(Collection entries)
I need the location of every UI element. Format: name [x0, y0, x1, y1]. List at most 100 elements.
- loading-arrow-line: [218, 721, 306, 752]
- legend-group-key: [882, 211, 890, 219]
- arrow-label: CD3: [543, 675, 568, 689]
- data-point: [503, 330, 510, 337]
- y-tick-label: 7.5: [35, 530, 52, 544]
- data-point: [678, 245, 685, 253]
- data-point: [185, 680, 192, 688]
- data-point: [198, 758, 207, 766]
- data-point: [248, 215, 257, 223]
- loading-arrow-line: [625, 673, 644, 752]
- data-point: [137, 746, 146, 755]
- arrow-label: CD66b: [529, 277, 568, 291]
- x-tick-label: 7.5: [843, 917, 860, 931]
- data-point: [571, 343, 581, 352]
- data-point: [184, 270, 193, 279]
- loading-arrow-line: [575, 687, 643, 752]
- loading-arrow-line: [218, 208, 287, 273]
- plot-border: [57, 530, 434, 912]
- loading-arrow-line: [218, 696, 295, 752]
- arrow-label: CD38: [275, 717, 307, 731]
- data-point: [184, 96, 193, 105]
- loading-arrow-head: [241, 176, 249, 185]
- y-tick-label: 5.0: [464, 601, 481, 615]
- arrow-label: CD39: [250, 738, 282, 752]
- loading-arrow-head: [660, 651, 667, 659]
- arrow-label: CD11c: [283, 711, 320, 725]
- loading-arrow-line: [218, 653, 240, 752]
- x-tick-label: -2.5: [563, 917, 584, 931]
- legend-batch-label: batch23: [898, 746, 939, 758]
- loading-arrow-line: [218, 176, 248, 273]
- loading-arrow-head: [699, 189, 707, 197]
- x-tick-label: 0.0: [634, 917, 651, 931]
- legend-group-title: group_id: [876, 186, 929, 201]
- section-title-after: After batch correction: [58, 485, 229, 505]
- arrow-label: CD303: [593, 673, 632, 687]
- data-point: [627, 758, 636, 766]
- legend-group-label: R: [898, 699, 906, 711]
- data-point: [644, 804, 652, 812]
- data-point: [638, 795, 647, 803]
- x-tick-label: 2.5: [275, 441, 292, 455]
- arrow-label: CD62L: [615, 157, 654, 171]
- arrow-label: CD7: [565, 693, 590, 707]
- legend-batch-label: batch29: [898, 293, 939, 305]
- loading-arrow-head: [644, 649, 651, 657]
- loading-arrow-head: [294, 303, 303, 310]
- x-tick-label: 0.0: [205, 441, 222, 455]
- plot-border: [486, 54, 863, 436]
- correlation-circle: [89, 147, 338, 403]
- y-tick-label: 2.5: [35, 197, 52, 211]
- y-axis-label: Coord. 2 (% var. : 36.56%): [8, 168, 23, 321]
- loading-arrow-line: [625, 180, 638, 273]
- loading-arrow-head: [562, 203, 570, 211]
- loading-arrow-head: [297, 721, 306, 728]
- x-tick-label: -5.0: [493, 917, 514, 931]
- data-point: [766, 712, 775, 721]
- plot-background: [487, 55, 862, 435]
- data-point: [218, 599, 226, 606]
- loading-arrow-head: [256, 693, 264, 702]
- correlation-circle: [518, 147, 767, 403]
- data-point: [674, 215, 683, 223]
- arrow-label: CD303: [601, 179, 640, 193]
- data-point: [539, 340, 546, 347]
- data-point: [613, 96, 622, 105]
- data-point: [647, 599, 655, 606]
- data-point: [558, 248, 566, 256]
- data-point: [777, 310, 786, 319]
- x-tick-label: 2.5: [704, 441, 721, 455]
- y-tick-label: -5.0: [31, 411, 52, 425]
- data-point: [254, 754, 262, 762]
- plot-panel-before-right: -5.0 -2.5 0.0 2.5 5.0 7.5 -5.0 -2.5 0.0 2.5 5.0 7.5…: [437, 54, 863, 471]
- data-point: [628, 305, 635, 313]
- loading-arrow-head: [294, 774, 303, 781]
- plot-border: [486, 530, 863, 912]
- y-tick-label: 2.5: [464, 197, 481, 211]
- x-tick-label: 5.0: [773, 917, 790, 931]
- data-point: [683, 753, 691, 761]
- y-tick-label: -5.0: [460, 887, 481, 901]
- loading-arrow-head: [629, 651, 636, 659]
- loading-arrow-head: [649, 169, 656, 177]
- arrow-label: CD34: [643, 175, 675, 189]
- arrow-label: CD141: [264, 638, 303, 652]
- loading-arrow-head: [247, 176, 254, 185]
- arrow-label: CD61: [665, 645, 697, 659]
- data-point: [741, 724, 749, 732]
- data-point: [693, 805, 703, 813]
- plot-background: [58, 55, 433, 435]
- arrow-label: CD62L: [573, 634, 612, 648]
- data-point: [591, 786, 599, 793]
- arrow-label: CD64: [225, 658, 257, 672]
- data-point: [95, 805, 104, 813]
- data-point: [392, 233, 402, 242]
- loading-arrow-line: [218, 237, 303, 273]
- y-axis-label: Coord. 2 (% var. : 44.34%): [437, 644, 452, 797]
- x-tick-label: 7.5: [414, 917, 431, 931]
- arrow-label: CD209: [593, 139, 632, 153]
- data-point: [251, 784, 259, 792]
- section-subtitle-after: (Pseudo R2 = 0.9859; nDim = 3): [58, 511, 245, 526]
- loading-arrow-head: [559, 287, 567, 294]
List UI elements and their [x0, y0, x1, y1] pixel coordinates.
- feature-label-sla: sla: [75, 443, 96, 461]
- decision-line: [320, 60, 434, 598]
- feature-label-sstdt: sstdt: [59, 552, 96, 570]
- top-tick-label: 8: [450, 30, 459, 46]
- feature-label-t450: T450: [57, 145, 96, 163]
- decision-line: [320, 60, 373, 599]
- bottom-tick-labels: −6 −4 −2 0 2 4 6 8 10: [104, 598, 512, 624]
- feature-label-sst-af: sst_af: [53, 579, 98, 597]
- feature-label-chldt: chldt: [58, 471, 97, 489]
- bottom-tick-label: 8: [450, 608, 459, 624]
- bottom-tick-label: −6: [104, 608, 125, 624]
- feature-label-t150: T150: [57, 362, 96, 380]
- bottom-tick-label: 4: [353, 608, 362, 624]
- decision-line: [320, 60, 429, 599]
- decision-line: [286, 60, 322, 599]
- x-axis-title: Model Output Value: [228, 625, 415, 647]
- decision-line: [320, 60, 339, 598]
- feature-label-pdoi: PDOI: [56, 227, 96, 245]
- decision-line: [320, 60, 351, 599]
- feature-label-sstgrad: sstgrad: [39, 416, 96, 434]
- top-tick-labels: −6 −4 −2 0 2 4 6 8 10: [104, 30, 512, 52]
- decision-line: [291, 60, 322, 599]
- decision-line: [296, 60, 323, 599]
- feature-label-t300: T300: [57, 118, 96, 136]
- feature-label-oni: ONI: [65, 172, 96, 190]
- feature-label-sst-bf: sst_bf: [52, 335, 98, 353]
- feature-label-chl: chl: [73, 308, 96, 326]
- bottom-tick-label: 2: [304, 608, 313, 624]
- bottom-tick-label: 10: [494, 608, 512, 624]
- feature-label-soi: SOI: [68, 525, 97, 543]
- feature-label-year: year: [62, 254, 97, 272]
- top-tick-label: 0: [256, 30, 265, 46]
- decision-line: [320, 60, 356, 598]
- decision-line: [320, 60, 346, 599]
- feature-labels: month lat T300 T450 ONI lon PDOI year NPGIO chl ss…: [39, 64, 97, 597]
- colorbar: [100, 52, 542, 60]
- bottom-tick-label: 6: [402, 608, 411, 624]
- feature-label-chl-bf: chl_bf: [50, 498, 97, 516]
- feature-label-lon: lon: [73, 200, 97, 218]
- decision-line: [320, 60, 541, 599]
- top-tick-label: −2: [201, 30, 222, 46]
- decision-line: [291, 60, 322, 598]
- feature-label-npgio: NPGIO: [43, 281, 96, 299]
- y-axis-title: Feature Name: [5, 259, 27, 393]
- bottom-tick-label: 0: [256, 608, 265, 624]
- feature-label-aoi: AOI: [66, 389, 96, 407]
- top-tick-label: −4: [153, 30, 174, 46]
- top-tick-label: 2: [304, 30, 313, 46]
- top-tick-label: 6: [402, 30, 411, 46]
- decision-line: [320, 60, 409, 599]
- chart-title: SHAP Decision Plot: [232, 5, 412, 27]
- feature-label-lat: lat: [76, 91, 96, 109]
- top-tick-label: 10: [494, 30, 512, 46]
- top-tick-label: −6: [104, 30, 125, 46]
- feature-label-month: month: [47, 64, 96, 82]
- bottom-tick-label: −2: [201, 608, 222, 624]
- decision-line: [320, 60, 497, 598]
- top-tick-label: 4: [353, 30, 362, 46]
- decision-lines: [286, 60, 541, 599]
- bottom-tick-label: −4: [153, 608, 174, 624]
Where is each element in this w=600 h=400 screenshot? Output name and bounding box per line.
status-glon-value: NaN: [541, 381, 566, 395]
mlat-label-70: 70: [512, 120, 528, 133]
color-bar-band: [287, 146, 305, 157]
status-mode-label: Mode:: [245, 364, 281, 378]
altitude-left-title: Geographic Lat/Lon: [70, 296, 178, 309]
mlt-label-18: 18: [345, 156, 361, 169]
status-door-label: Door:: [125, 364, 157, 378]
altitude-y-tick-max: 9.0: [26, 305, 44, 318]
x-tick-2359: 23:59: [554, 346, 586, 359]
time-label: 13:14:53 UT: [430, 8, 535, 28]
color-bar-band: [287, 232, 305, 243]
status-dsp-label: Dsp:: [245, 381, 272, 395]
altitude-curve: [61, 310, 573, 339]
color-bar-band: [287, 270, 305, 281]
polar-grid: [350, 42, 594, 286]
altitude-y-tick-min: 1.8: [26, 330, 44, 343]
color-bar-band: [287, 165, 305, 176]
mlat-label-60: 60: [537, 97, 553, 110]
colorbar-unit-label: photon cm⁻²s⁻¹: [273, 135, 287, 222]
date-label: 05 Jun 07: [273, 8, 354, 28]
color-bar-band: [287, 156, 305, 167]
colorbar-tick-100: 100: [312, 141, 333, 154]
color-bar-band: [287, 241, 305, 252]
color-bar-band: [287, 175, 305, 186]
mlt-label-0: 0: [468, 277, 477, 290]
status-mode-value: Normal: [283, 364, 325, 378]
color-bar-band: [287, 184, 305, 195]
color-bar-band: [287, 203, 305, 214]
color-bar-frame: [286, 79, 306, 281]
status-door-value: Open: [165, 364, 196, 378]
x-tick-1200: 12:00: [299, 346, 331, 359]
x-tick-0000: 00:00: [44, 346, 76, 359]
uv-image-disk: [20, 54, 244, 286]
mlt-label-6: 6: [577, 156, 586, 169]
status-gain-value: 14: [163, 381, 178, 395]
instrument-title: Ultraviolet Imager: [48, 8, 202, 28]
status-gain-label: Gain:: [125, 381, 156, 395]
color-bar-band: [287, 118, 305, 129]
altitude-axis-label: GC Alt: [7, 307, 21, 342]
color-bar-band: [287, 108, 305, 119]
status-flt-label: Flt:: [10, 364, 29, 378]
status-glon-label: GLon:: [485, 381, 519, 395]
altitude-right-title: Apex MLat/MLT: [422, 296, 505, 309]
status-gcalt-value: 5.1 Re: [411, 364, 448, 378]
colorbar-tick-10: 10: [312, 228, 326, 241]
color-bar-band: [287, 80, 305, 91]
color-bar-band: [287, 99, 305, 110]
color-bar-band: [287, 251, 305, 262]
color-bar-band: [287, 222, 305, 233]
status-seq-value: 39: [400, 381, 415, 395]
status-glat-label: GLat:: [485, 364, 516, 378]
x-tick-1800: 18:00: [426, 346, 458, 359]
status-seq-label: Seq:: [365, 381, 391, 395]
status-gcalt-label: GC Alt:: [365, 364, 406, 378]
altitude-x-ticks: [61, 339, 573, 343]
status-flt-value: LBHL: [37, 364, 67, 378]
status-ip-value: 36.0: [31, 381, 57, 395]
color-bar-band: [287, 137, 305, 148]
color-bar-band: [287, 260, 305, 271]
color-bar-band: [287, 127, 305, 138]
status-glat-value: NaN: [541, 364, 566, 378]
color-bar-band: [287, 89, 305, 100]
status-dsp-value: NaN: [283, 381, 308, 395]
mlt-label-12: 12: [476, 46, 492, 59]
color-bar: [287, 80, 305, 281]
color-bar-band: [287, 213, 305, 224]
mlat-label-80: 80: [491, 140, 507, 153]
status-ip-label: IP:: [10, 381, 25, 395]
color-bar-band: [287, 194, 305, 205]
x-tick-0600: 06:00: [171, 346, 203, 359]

**Task brief**: Retype the rows without any changes, beginning with the first line and ending with the line that contains "- data-point: [184, 96, 193, 105]". Include both of those lines.

**Output for this exercise**:
I need the location of every UI element. Format: name [x0, y0, x1, y1]. List at most 100 elements.
- loading-arrow-line: [218, 721, 306, 752]
- legend-group-key: [882, 211, 890, 219]
- arrow-label: CD3: [543, 675, 568, 689]
- data-point: [503, 330, 510, 337]
- y-tick-label: 7.5: [35, 530, 52, 544]
- data-point: [678, 245, 685, 253]
- data-point: [185, 680, 192, 688]
- data-point: [198, 758, 207, 766]
- data-point: [248, 215, 257, 223]
- loading-arrow-line: [625, 673, 644, 752]
- data-point: [137, 746, 146, 755]
- arrow-label: CD66b: [529, 277, 568, 291]
- x-tick-label: 7.5: [843, 917, 860, 931]
- data-point: [571, 343, 581, 352]
- data-point: [184, 270, 193, 279]
- loading-arrow-line: [575, 687, 643, 752]
- loading-arrow-line: [218, 208, 287, 273]
- plot-border: [57, 530, 434, 912]
- loading-arrow-line: [218, 696, 295, 752]
- arrow-label: CD38: [275, 717, 307, 731]
- data-point: [184, 96, 193, 105]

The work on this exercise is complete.